WHAT TO WORK ON =>
Retype the whole listing below, character for character.

[Items from a dataset]
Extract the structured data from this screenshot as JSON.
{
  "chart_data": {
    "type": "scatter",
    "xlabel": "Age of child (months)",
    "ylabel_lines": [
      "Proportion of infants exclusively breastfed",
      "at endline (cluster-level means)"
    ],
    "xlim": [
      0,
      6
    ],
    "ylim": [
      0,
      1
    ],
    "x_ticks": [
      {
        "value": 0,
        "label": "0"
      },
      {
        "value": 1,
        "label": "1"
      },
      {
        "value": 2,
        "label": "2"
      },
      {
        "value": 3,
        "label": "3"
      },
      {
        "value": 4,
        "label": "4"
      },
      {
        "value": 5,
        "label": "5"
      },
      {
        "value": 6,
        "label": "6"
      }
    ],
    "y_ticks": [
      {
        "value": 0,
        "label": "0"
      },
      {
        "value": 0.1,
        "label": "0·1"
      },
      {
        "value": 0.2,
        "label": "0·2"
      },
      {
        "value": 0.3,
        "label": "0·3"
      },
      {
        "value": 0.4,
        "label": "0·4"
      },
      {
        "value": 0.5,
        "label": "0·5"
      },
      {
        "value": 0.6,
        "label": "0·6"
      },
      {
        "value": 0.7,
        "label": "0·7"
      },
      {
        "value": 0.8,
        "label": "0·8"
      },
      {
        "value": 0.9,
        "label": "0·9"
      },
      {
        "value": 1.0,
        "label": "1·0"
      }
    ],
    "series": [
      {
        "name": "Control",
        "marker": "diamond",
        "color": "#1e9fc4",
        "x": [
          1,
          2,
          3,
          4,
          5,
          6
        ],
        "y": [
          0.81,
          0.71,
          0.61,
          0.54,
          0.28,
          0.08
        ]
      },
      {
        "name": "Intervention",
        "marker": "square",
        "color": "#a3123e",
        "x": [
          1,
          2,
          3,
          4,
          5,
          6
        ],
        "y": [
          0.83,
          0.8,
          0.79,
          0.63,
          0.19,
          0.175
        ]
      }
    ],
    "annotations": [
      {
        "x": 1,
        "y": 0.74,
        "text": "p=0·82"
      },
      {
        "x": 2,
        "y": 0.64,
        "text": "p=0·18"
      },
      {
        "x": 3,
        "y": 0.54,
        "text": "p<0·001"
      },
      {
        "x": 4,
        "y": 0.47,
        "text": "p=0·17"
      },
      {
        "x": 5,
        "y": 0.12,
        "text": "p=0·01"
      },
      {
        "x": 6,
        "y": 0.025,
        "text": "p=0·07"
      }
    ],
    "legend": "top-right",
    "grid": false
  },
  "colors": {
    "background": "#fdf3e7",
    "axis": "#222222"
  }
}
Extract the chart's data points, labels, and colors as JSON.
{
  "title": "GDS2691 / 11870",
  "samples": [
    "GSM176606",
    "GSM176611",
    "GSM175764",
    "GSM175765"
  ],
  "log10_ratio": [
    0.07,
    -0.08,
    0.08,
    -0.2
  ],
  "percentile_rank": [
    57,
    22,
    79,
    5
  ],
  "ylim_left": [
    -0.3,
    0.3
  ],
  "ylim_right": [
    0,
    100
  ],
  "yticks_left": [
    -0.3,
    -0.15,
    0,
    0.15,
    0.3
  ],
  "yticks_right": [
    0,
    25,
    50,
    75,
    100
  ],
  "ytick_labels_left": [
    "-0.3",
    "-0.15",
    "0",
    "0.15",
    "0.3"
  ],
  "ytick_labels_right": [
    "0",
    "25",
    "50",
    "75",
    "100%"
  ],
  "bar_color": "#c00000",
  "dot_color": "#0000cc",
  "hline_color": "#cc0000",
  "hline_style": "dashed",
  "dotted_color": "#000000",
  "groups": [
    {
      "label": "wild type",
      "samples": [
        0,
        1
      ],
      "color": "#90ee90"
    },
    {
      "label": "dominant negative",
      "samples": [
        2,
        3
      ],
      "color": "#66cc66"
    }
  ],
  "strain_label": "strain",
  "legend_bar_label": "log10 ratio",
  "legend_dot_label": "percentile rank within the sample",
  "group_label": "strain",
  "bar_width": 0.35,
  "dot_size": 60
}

ANSWER IN FULL =>
Extract the structured data from this screenshot as JSON.
{
  "chart_data": {
    "type": "scatter",
    "xlabel": "Age of child (months)",
    "ylabel_lines": [
      "Proportion of infants exclusively breastfed",
      "at endline (cluster-level means)"
    ],
    "xlim": [
      0,
      6
    ],
    "ylim": [
      0,
      1
    ],
    "x_ticks": [
      {
        "value": 0,
        "label": "0"
      },
      {
        "value": 1,
        "label": "1"
      },
      {
        "value": 2,
        "label": "2"
      },
      {
        "value": 3,
        "label": "3"
      },
      {
        "value": 4,
        "label": "4"
      },
      {
        "value": 5,
        "label": "5"
      },
      {
        "value": 6,
        "label": "6"
      }
    ],
    "y_ticks": [
      {
        "value": 0,
        "label": "0"
      },
      {
        "value": 0.1,
        "label": "0·1"
      },
      {
        "value": 0.2,
        "label": "0·2"
      },
      {
        "value": 0.3,
        "label": "0·3"
      },
      {
        "value": 0.4,
        "label": "0·4"
      },
      {
        "value": 0.5,
        "label": "0·5"
      },
      {
        "value": 0.6,
        "label": "0·6"
      },
      {
        "value": 0.7,
        "label": "0·7"
      },
      {
        "value": 0.8,
        "label": "0·8"
      },
      {
        "value": 0.9,
        "label": "0·9"
      },
      {
        "value": 1.0,
        "label": "1·0"
      }
    ],
    "series": [
      {
        "name": "Control",
        "marker": "diamond",
        "color": "#1e9fc4",
        "x": [
          1,
          2,
          3,
          4,
          5,
          6
        ],
        "y": [
          0.81,
          0.71,
          0.61,
          0.54,
          0.28,
          0.08
        ]
      },
      {
        "name": "Intervention",
        "marker": "square",
        "color": "#a3123e",
        "x": [
          1,
          2,
          3,
          4,
          5,
          6
        ],
        "y": [
          0.83,
          0.8,
          0.79,
          0.63,
          0.19,
          0.175
        ]
      }
    ],
    "annotations": [
      {
        "x": 1,
        "y": 0.74,
        "text": "p=0·82"
      },
      {
        "x": 2,
        "y": 0.64,
        "text": "p=0·18"
      },
      {
        "x": 3,
        "y": 0.54,
        "text": "p<0·001"
      },
      {
        "x": 4,
        "y": 0.47,
        "text": "p=0·17"
      },
      {
        "x": 5,
        "y": 0.12,
        "text": "p=0·01"
      },
      {
        "x": 6,
        "y": 0.025,
        "text": "p=0·07"
      }
    ],
    "legend": "top-right",
    "grid": false
  },
  "colors": {
    "background": "#fdf3e7",
    "axis": "#222222"
  }
}
Extract the chart's data points, labels, and colors as JSON.
{
  "title": "GDS2691 / 11870",
  "samples": [
    "GSM176606",
    "GSM176611",
    "GSM175764",
    "GSM175765"
  ],
  "log10_ratio": [
    0.07,
    -0.08,
    0.08,
    -0.2
  ],
  "percentile_rank": [
    57,
    22,
    79,
    5
  ],
  "ylim_left": [
    -0.3,
    0.3
  ],
  "ylim_right": [
    0,
    100
  ],
  "yticks_left": [
    -0.3,
    -0.15,
    0,
    0.15,
    0.3
  ],
  "yticks_right": [
    0,
    25,
    50,
    75,
    100
  ],
  "ytick_labels_left": [
    "-0.3",
    "-0.15",
    "0",
    "0.15",
    "0.3"
  ],
  "ytick_labels_right": [
    "0",
    "25",
    "50",
    "75",
    "100%"
  ],
  "bar_color": "#c00000",
  "dot_color": "#0000cc",
  "hline_color": "#cc0000",
  "hline_style": "dashed",
  "dotted_color": "#000000",
  "groups": [
    {
      "label": "wild type",
      "samples": [
        0,
        1
      ],
      "color": "#90ee90"
    },
    {
      "label": "dominant negative",
      "samples": [
        2,
        3
      ],
      "color": "#66cc66"
    }
  ],
  "strain_label": "strain",
  "legend_bar_label": "log10 ratio",
  "legend_dot_label": "percentile rank within the sample",
  "group_label": "strain",
  "bar_width": 0.35,
  "dot_size": 60
}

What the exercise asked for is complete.